PROBLEM DETAILS →
Write out all the entries word for word and omit any pictures.

LISTING →
— BEGIN —

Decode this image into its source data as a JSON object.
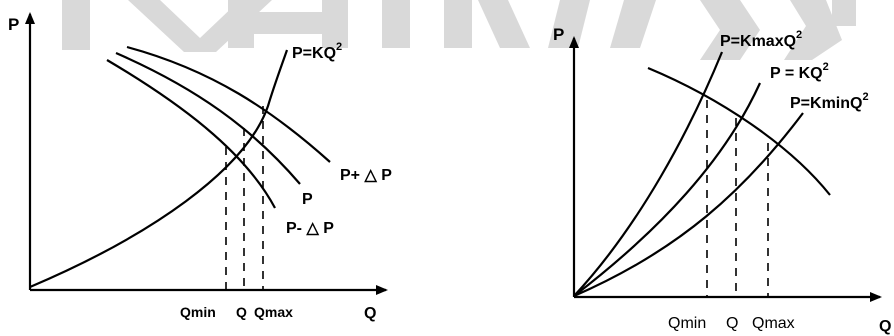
{
  "left_diagram": {
    "y_axis_label": "P",
    "x_axis_label": "Q",
    "curve_system_label": "P=KQ",
    "curve_system_exp": "2",
    "curve_pump_high_label": "P+ △ P",
    "curve_pump_label": "P",
    "curve_pump_low_label": "P- △ P",
    "tick_qmin": "Qmin",
    "tick_q": "Q",
    "tick_qmax": "Qmax"
  },
  "right_diagram": {
    "y_axis_label": "P",
    "x_axis_label": "Q",
    "curve_kmax_label": "P=KmaxQ",
    "curve_kmax_exp": "2",
    "curve_k_label": "P = KQ",
    "curve_k_exp": "2",
    "curve_kmin_label": "P=KminQ",
    "curve_kmin_exp": "2",
    "tick_qmin": "Qmin",
    "tick_q": "Q",
    "tick_qmax": "Qmax"
  },
  "colors": {
    "ink": "#000000",
    "watermark": "#d9d9d9",
    "background": "#ffffff"
  }
}
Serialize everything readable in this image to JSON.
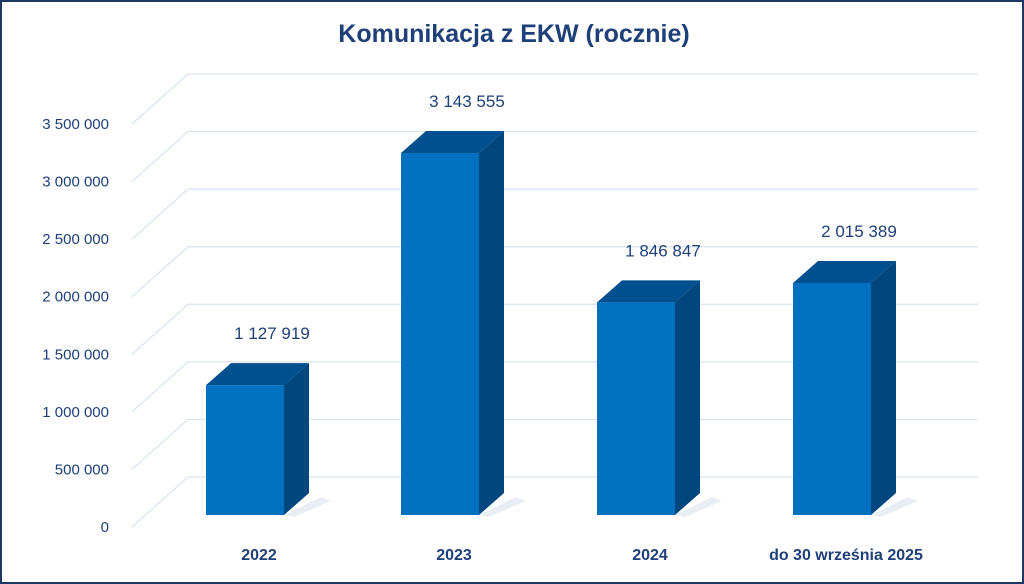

— END —

FULL OUTPUT →
Decode this image into its source data as a JSON object.
{
  "left_diagram": {
    "y_axis_label": "P",
    "x_axis_label": "Q",
    "curve_system_label": "P=KQ",
    "curve_system_exp": "2",
    "curve_pump_high_label": "P+ △ P",
    "curve_pump_label": "P",
    "curve_pump_low_label": "P- △ P",
    "tick_qmin": "Qmin",
    "tick_q": "Q",
    "tick_qmax": "Qmax"
  },
  "right_diagram": {
    "y_axis_label": "P",
    "x_axis_label": "Q",
    "curve_kmax_label": "P=KmaxQ",
    "curve_kmax_exp": "2",
    "curve_k_label": "P = KQ",
    "curve_k_exp": "2",
    "curve_kmin_label": "P=KminQ",
    "curve_kmin_exp": "2",
    "tick_qmin": "Qmin",
    "tick_q": "Q",
    "tick_qmax": "Qmax"
  },
  "colors": {
    "ink": "#000000",
    "watermark": "#d9d9d9",
    "background": "#ffffff"
  }
}
Serialize everything readable in this image to JSON.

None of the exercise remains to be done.